▶ _PROBLEM_
Transcribe each line exactly.

--- start DATA SHOWN ---

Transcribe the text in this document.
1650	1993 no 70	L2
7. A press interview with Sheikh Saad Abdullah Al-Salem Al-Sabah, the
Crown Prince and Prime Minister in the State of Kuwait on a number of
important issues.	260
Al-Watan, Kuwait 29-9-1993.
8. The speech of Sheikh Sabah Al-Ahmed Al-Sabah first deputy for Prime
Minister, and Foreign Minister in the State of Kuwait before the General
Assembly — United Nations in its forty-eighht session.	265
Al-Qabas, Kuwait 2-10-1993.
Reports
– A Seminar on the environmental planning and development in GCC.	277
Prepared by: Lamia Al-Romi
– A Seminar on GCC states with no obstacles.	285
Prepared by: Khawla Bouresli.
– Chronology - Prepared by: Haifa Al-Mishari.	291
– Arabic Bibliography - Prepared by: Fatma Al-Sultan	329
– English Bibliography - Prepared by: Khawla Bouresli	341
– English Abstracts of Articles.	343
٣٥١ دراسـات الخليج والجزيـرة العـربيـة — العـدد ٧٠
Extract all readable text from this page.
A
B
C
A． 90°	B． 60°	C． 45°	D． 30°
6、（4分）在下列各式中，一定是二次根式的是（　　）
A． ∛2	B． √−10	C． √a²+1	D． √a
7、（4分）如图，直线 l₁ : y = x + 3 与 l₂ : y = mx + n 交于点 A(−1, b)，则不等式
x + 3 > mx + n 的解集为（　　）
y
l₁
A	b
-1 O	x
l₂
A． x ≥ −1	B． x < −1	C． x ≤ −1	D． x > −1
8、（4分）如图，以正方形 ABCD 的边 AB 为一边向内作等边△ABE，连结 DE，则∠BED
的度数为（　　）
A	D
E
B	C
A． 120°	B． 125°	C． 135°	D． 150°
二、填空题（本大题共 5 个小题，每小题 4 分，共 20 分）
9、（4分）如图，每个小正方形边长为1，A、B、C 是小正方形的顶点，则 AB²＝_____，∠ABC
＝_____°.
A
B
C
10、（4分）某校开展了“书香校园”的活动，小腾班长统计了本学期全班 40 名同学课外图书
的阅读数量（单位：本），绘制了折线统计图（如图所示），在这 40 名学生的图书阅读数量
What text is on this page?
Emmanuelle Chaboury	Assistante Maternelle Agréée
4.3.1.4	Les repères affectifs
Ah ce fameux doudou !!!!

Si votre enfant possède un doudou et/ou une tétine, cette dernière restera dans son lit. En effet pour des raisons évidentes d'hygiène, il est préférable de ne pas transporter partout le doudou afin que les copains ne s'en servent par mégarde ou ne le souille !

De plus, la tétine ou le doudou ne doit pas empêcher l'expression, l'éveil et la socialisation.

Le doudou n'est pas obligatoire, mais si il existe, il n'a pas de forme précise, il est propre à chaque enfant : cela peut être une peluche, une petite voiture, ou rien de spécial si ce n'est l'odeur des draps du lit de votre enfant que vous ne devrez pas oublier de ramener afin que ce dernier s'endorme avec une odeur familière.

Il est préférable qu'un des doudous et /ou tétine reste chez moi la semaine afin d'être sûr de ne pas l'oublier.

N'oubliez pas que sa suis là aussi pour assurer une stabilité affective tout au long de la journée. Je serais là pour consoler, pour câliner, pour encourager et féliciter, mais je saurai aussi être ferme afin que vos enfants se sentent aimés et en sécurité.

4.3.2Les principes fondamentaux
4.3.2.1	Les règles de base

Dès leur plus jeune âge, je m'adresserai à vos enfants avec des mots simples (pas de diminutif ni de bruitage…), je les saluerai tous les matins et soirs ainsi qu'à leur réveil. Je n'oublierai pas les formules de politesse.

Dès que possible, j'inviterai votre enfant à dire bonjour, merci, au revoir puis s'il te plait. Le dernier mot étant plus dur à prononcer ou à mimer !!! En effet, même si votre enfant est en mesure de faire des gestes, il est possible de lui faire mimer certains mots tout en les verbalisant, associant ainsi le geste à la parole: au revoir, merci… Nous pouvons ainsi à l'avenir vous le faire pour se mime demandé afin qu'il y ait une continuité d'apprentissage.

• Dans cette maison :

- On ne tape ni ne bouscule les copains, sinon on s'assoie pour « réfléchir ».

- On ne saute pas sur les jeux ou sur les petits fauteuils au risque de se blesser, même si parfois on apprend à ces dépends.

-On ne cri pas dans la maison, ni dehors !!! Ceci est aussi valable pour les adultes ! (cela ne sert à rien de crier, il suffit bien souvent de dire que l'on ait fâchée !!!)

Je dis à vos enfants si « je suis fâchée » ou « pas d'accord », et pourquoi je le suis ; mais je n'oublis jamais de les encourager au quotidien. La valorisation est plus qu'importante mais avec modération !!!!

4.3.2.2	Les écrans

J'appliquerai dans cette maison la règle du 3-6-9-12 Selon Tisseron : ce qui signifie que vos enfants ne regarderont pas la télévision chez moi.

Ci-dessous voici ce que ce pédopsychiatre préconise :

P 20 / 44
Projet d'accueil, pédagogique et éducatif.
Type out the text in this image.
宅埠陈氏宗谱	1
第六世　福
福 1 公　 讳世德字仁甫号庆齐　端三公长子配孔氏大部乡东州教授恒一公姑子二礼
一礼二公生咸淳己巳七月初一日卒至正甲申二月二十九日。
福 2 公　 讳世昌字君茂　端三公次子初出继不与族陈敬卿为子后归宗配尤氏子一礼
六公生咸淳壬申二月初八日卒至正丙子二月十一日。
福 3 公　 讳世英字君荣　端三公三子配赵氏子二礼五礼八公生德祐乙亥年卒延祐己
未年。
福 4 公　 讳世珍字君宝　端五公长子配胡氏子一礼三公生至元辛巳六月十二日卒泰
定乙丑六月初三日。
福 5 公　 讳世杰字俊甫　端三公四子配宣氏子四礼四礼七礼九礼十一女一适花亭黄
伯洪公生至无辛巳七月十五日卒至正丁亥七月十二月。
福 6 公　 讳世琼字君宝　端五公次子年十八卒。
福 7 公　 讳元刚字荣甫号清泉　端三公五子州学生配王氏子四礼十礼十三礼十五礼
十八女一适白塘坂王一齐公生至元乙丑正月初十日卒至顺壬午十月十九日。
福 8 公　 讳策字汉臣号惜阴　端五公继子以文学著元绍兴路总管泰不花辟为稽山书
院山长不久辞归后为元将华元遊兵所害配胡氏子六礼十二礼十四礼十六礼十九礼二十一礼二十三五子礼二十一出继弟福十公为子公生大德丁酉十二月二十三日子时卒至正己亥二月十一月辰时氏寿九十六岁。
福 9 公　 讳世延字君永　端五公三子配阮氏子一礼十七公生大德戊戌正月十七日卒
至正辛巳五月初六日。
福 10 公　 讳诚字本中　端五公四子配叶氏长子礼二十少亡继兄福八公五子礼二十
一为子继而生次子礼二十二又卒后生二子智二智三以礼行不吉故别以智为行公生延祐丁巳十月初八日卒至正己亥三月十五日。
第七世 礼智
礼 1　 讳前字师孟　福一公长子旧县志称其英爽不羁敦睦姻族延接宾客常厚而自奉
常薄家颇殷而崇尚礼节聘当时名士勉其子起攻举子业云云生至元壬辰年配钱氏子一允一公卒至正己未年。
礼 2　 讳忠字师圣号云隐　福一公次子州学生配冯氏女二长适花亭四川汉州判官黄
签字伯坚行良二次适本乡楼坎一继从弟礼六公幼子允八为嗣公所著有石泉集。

--- end DATA SHOWN ---

▶ _ANSWER TO THIS EXERCISE_
Transcribe the text in this document.
1650	1993 no 70	L2
7. A press interview with Sheikh Saad Abdullah Al-Salem Al-Sabah, the
Crown Prince and Prime Minister in the State of Kuwait on a number of
important issues.	260
Al-Watan, Kuwait 29-9-1993.
8. The speech of Sheikh Sabah Al-Ahmed Al-Sabah first deputy for Prime
Minister, and Foreign Minister in the State of Kuwait before the General
Assembly — United Nations in its forty-eighht session.	265
Al-Qabas, Kuwait 2-10-1993.
Reports
– A Seminar on the environmental planning and development in GCC.	277
Prepared by: Lamia Al-Romi
– A Seminar on GCC states with no obstacles.	285
Prepared by: Khawla Bouresli.
– Chronology - Prepared by: Haifa Al-Mishari.	291
– Arabic Bibliography - Prepared by: Fatma Al-Sultan	329
– English Bibliography - Prepared by: Khawla Bouresli	341
– English Abstracts of Articles.	343
٣٥١ دراسـات الخليج والجزيـرة العـربيـة — العـدد ٧٠
Extract all readable text from this page.
A
B
C
A． 90°	B． 60°	C． 45°	D． 30°
6、（4分）在下列各式中，一定是二次根式的是（　　）
A． ∛2	B． √−10	C． √a²+1	D． √a
7、（4分）如图，直线 l₁ : y = x + 3 与 l₂ : y = mx + n 交于点 A(−1, b)，则不等式
x + 3 > mx + n 的解集为（　　）
y
l₁
A	b
-1 O	x
l₂
A． x ≥ −1	B． x < −1	C． x ≤ −1	D． x > −1
8、（4分）如图，以正方形 ABCD 的边 AB 为一边向内作等边△ABE，连结 DE，则∠BED
的度数为（　　）
A	D
E
B	C
A． 120°	B． 125°	C． 135°	D． 150°
二、填空题（本大题共 5 个小题，每小题 4 分，共 20 分）
9、（4分）如图，每个小正方形边长为1，A、B、C 是小正方形的顶点，则 AB²＝_____，∠ABC
＝_____°.
A
B
C
10、（4分）某校开展了“书香校园”的活动，小腾班长统计了本学期全班 40 名同学课外图书
的阅读数量（单位：本），绘制了折线统计图（如图所示），在这 40 名学生的图书阅读数量
What text is on this page?
Emmanuelle Chaboury	Assistante Maternelle Agréée
4.3.1.4	Les repères affectifs
Ah ce fameux doudou !!!!

Si votre enfant possède un doudou et/ou une tétine, cette dernière restera dans son lit. En effet pour des raisons évidentes d'hygiène, il est préférable de ne pas transporter partout le doudou afin que les copains ne s'en servent par mégarde ou ne le souille !

De plus, la tétine ou le doudou ne doit pas empêcher l'expression, l'éveil et la socialisation.

Le doudou n'est pas obligatoire, mais si il existe, il n'a pas de forme précise, il est propre à chaque enfant : cela peut être une peluche, une petite voiture, ou rien de spécial si ce n'est l'odeur des draps du lit de votre enfant que vous ne devrez pas oublier de ramener afin que ce dernier s'endorme avec une odeur familière.

Il est préférable qu'un des doudous et /ou tétine reste chez moi la semaine afin d'être sûr de ne pas l'oublier.

N'oubliez pas que sa suis là aussi pour assurer une stabilité affective tout au long de la journée. Je serais là pour consoler, pour câliner, pour encourager et féliciter, mais je saurai aussi être ferme afin que vos enfants se sentent aimés et en sécurité.

4.3.2Les principes fondamentaux
4.3.2.1	Les règles de base

Dès leur plus jeune âge, je m'adresserai à vos enfants avec des mots simples (pas de diminutif ni de bruitage…), je les saluerai tous les matins et soirs ainsi qu'à leur réveil. Je n'oublierai pas les formules de politesse.

Dès que possible, j'inviterai votre enfant à dire bonjour, merci, au revoir puis s'il te plait. Le dernier mot étant plus dur à prononcer ou à mimer !!! En effet, même si votre enfant est en mesure de faire des gestes, il est possible de lui faire mimer certains mots tout en les verbalisant, associant ainsi le geste à la parole: au revoir, merci… Nous pouvons ainsi à l'avenir vous le faire pour se mime demandé afin qu'il y ait une continuité d'apprentissage.

• Dans cette maison :

- On ne tape ni ne bouscule les copains, sinon on s'assoie pour « réfléchir ».

- On ne saute pas sur les jeux ou sur les petits fauteuils au risque de se blesser, même si parfois on apprend à ces dépends.

-On ne cri pas dans la maison, ni dehors !!! Ceci est aussi valable pour les adultes ! (cela ne sert à rien de crier, il suffit bien souvent de dire que l'on ait fâchée !!!)

Je dis à vos enfants si « je suis fâchée » ou « pas d'accord », et pourquoi je le suis ; mais je n'oublis jamais de les encourager au quotidien. La valorisation est plus qu'importante mais avec modération !!!!

4.3.2.2	Les écrans

J'appliquerai dans cette maison la règle du 3-6-9-12 Selon Tisseron : ce qui signifie que vos enfants ne regarderont pas la télévision chez moi.

Ci-dessous voici ce que ce pédopsychiatre préconise :

P 20 / 44
Projet d'accueil, pédagogique et éducatif.
Type out the text in this image.
宅埠陈氏宗谱	1
第六世　福
福 1 公　 讳世德字仁甫号庆齐　端三公长子配孔氏大部乡东州教授恒一公姑子二礼
一礼二公生咸淳己巳七月初一日卒至正甲申二月二十九日。
福 2 公　 讳世昌字君茂　端三公次子初出继不与族陈敬卿为子后归宗配尤氏子一礼
六公生咸淳壬申二月初八日卒至正丙子二月十一日。
福 3 公　 讳世英字君荣　端三公三子配赵氏子二礼五礼八公生德祐乙亥年卒延祐己
未年。
福 4 公　 讳世珍字君宝　端五公长子配胡氏子一礼三公生至元辛巳六月十二日卒泰
定乙丑六月初三日。
福 5 公　 讳世杰字俊甫　端三公四子配宣氏子四礼四礼七礼九礼十一女一适花亭黄
伯洪公生至无辛巳七月十五日卒至正丁亥七月十二月。
福 6 公　 讳世琼字君宝　端五公次子年十八卒。
福 7 公　 讳元刚字荣甫号清泉　端三公五子州学生配王氏子四礼十礼十三礼十五礼
十八女一适白塘坂王一齐公生至元乙丑正月初十日卒至顺壬午十月十九日。
福 8 公　 讳策字汉臣号惜阴　端五公继子以文学著元绍兴路总管泰不花辟为稽山书
院山长不久辞归后为元将华元遊兵所害配胡氏子六礼十二礼十四礼十六礼十九礼二十一礼二十三五子礼二十一出继弟福十公为子公生大德丁酉十二月二十三日子时卒至正己亥二月十一月辰时氏寿九十六岁。
福 9 公　 讳世延字君永　端五公三子配阮氏子一礼十七公生大德戊戌正月十七日卒
至正辛巳五月初六日。
福 10 公　 讳诚字本中　端五公四子配叶氏长子礼二十少亡继兄福八公五子礼二十
一为子继而生次子礼二十二又卒后生二子智二智三以礼行不吉故别以智为行公生延祐丁巳十月初八日卒至正己亥三月十五日。
第七世 礼智
礼 1　 讳前字师孟　福一公长子旧县志称其英爽不羁敦睦姻族延接宾客常厚而自奉
常薄家颇殷而崇尚礼节聘当时名士勉其子起攻举子业云云生至元壬辰年配钱氏子一允一公卒至正己未年。
礼 2　 讳忠字师圣号云隐　福一公次子州学生配冯氏女二长适花亭四川汉州判官黄
签字伯坚行良二次适本乡楼坎一继从弟礼六公幼子允八为嗣公所著有石泉集。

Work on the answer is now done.